= Problem requirements =
Copy the passage below on Tesco's online grocery service word for word, in full.

= Text section =
----------
As with any such service, the constraints are physical rather than ICT-related. Fulfilment is based on the local Tesco store rather than central depots. Starting with just two Dublin stores in October 2000 the group now offers the web shopping service from 17 stores. “We have people online ordering at four and five in the morning — in fact it’s fair to say there are some orders every hour pretty much 24/7. But there is a definite peak before 10am, suggesting that a large number of people do their shopping from work for delivery that evening,” says Crowley.

Tesco offers two-hour delivery slots from 10am to 10pm, with the evening timing the most popular, with a €7.62 charge per delivery. Deliveries can be booked up to three weeks in advance and each local store’s bookings are reflected online as the slots fill up. “The experience is personalised for the shopper because your favourite items, as shown by both in-store and online purchasing, will automatically be recorded and presented for repeat orders. All you have to do is just choose the items and quantities,” she explains. The Irish site is independent of the Tesco UK operation but technically identical, so continuous development of the platform and back-office infrastructure is reflected in the service to the Irish market.
----------
Page segmentation data:
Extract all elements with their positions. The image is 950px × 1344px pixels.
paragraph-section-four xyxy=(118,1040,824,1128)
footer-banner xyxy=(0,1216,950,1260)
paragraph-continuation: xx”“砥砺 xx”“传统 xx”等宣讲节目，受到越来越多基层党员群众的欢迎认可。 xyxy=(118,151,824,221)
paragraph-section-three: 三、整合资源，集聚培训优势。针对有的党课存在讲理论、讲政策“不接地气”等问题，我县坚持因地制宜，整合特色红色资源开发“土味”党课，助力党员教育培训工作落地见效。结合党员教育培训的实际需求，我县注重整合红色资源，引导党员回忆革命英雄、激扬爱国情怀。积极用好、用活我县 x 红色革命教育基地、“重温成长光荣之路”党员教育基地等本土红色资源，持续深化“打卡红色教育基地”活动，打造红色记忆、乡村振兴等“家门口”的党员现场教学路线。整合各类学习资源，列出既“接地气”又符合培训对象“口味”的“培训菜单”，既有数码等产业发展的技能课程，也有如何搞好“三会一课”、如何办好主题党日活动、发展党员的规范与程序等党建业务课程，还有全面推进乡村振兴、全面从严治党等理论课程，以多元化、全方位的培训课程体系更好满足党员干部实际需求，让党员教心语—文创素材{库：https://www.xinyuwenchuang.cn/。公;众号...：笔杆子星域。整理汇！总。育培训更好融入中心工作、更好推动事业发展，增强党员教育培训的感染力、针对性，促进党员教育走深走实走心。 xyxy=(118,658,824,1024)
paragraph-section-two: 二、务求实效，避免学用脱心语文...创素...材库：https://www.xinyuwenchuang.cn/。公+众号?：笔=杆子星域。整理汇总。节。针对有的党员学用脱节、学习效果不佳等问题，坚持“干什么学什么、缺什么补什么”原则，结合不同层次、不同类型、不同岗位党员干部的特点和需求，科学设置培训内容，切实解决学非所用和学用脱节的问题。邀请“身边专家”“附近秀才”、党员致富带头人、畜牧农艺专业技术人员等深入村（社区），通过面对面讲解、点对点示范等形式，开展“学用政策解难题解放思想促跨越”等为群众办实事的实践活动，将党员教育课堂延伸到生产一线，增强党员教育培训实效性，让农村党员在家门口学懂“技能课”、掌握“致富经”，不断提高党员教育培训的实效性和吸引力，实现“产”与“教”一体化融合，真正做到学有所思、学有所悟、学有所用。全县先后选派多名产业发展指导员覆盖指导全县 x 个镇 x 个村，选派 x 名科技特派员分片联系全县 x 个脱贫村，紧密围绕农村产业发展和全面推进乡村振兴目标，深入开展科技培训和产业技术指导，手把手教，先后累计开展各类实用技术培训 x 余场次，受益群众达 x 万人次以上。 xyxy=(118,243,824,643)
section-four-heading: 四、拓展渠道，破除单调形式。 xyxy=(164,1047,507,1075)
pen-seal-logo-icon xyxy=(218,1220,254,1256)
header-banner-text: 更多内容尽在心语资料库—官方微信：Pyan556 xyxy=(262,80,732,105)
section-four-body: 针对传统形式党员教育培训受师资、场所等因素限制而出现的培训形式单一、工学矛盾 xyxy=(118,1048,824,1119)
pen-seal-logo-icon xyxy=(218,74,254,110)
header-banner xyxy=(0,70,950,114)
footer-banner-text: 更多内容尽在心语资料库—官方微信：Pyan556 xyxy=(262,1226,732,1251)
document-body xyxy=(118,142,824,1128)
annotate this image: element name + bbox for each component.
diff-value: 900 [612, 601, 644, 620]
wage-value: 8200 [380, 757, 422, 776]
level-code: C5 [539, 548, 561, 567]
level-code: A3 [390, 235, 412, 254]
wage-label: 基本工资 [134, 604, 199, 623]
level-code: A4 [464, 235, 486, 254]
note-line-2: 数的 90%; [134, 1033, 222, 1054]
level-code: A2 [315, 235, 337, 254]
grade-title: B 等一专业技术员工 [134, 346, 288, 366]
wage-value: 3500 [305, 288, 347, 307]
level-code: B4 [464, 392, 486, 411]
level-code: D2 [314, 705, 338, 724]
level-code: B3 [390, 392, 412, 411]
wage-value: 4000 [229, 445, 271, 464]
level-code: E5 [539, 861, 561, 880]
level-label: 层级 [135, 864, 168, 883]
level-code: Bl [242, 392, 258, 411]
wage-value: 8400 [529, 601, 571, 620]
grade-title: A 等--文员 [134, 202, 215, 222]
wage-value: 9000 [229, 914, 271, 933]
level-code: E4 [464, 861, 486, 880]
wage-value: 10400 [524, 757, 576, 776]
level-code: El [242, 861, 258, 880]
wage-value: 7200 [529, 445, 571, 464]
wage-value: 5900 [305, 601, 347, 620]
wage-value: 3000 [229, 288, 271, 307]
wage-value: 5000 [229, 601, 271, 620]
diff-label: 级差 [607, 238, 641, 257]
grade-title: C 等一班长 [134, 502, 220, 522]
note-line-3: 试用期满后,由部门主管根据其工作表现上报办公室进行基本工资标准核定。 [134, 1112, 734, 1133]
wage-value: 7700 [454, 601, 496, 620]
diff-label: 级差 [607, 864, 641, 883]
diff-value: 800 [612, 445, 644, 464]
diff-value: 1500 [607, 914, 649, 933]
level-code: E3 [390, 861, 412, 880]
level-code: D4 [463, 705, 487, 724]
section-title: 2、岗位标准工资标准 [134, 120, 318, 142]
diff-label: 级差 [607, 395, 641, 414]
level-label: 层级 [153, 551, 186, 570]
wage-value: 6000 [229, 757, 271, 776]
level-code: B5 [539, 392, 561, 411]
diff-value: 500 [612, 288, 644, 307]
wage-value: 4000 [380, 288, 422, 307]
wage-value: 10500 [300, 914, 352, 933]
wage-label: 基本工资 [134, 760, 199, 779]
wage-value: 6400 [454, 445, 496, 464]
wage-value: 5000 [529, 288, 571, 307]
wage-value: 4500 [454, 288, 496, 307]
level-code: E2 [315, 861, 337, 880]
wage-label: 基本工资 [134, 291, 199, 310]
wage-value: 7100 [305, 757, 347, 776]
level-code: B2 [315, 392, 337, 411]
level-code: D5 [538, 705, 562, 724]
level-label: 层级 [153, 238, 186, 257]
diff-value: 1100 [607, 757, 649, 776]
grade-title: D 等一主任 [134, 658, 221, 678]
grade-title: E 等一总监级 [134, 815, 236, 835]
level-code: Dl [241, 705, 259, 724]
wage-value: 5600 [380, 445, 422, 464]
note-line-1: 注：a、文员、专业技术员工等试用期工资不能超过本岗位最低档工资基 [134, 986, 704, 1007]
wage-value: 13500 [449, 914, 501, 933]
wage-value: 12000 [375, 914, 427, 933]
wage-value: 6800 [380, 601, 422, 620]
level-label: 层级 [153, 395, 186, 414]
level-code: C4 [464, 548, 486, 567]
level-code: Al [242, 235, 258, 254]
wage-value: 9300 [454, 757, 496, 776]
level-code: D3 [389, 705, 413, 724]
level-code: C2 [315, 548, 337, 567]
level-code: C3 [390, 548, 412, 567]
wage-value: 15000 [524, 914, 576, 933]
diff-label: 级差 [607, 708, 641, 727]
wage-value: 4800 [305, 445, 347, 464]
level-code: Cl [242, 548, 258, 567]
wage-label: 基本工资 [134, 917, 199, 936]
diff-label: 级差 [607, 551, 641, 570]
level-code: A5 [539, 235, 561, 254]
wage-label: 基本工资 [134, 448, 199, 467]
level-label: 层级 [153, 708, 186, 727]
----------
= Written answer =
As with any such service, the constraints are physical rather than ICT-related. Fulfilment is based on the local Tesco store rather than central depots. Starting with just two Dublin stores in October 2000 the group now offers the web shopping service from 17 stores. “We have people online ordering at four and five in the morning — in fact it’s fair to say there are some orders every hour pretty much 24/7. But there is a definite peak before 10am, suggesting that a large number of people do their shopping from work for delivery that evening,” says Crowley.

Tesco offers two-hour delivery slots from 10am to 10pm, with the evening timing the most popular, with a €7.62 charge per delivery. Deliveries can be booked up to three weeks in advance and each local store’s bookings are reflected online as the slots fill up. “The experience is personalised for the shopper because your favourite items, as shown by both in-store and online purchasing, will automatically be recorded and presented for repeat orders. All you have to do is just choose the items and quantities,” she explains. The Irish site is independent of the Tesco UK operation but technically identical, so continuous development of the platform and back-office infrastructure is reflected in the service to the Irish market.